ENTRIES PROVIDED –
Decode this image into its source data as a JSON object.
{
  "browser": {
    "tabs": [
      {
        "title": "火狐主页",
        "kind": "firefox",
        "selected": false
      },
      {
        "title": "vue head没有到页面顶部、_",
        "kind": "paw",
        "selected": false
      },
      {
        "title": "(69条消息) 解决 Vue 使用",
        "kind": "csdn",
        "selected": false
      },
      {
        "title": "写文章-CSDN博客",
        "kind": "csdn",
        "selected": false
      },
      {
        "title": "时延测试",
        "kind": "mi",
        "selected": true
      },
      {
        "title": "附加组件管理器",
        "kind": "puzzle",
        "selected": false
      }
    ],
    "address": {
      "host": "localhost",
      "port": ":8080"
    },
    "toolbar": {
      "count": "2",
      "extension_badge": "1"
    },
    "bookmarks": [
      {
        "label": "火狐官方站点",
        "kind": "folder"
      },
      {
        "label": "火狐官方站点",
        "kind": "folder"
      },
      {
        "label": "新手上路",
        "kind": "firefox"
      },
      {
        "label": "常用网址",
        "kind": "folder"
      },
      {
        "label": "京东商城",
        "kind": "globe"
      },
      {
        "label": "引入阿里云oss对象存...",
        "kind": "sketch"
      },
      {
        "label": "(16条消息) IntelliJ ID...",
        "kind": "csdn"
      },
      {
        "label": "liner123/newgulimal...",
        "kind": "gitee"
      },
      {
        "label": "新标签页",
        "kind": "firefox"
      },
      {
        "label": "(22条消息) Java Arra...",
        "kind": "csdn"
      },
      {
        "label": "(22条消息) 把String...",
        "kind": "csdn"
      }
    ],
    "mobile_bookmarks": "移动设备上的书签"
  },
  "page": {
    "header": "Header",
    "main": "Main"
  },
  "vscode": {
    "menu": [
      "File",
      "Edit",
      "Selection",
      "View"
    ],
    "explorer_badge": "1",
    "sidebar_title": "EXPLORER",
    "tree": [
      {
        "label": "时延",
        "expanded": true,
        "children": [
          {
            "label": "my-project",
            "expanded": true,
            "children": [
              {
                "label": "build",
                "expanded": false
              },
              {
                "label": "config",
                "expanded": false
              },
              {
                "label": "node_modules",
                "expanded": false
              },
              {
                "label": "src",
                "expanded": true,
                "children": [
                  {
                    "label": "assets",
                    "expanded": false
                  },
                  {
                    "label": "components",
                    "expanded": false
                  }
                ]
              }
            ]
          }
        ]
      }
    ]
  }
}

TASK OBJECTIVE – Above are the records; copy all of them exactly.

SOLUTION TO THE EXERCISE –
Decode this image into its source data as a JSON object.
{
  "browser": {
    "tabs": [
      {
        "title": "火狐主页",
        "kind": "firefox",
        "selected": false
      },
      {
        "title": "vue head没有到页面顶部、_",
        "kind": "paw",
        "selected": false
      },
      {
        "title": "(69条消息) 解决 Vue 使用",
        "kind": "csdn",
        "selected": false
      },
      {
        "title": "写文章-CSDN博客",
        "kind": "csdn",
        "selected": false
      },
      {
        "title": "时延测试",
        "kind": "mi",
        "selected": true
      },
      {
        "title": "附加组件管理器",
        "kind": "puzzle",
        "selected": false
      }
    ],
    "address": {
      "host": "localhost",
      "port": ":8080"
    },
    "toolbar": {
      "count": "2",
      "extension_badge": "1"
    },
    "bookmarks": [
      {
        "label": "火狐官方站点",
        "kind": "folder"
      },
      {
        "label": "火狐官方站点",
        "kind": "folder"
      },
      {
        "label": "新手上路",
        "kind": "firefox"
      },
      {
        "label": "常用网址",
        "kind": "folder"
      },
      {
        "label": "京东商城",
        "kind": "globe"
      },
      {
        "label": "引入阿里云oss对象存...",
        "kind": "sketch"
      },
      {
        "label": "(16条消息) IntelliJ ID...",
        "kind": "csdn"
      },
      {
        "label": "liner123/newgulimal...",
        "kind": "gitee"
      },
      {
        "label": "新标签页",
        "kind": "firefox"
      },
      {
        "label": "(22条消息) Java Arra...",
        "kind": "csdn"
      },
      {
        "label": "(22条消息) 把String...",
        "kind": "csdn"
      }
    ],
    "mobile_bookmarks": "移动设备上的书签"
  },
  "page": {
    "header": "Header",
    "main": "Main"
  },
  "vscode": {
    "menu": [
      "File",
      "Edit",
      "Selection",
      "View"
    ],
    "explorer_badge": "1",
    "sidebar_title": "EXPLORER",
    "tree": [
      {
        "label": "时延",
        "expanded": true,
        "children": [
          {
            "label": "my-project",
            "expanded": true,
            "children": [
              {
                "label": "build",
                "expanded": false
              },
              {
                "label": "config",
                "expanded": false
              },
              {
                "label": "node_modules",
                "expanded": false
              },
              {
                "label": "src",
                "expanded": true,
                "children": [
                  {
                    "label": "assets",
                    "expanded": false
                  },
                  {
                    "label": "components",
                    "expanded": false
                  }
                ]
              }
            ]
          }
        ]
      }
    ]
  }
}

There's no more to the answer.